* **Work to be completed**
Using the records below, locate all lines containing "피기너스" and return them.

* **Data shown**
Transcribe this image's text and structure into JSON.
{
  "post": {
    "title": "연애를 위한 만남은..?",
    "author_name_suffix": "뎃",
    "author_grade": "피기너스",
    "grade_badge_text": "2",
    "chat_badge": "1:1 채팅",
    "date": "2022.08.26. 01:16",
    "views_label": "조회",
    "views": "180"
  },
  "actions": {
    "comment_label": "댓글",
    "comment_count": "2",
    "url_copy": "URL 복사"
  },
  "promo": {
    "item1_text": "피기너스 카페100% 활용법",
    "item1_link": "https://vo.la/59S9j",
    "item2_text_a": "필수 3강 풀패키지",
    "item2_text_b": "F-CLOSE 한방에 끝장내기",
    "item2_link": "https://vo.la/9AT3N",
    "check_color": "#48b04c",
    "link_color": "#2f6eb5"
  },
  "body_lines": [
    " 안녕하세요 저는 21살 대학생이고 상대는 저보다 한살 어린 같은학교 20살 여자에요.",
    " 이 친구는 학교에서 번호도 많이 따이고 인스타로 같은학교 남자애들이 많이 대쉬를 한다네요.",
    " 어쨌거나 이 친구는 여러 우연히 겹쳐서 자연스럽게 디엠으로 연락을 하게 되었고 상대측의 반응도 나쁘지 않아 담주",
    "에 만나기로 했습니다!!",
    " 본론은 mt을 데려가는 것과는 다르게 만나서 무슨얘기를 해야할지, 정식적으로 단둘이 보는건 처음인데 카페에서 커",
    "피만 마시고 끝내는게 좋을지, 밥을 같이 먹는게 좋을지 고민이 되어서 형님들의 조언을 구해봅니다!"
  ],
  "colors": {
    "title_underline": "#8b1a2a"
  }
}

* **Complete response**
    "author_grade": "피기너스",
    "item1_text": "피기너스 카페100% 활용법",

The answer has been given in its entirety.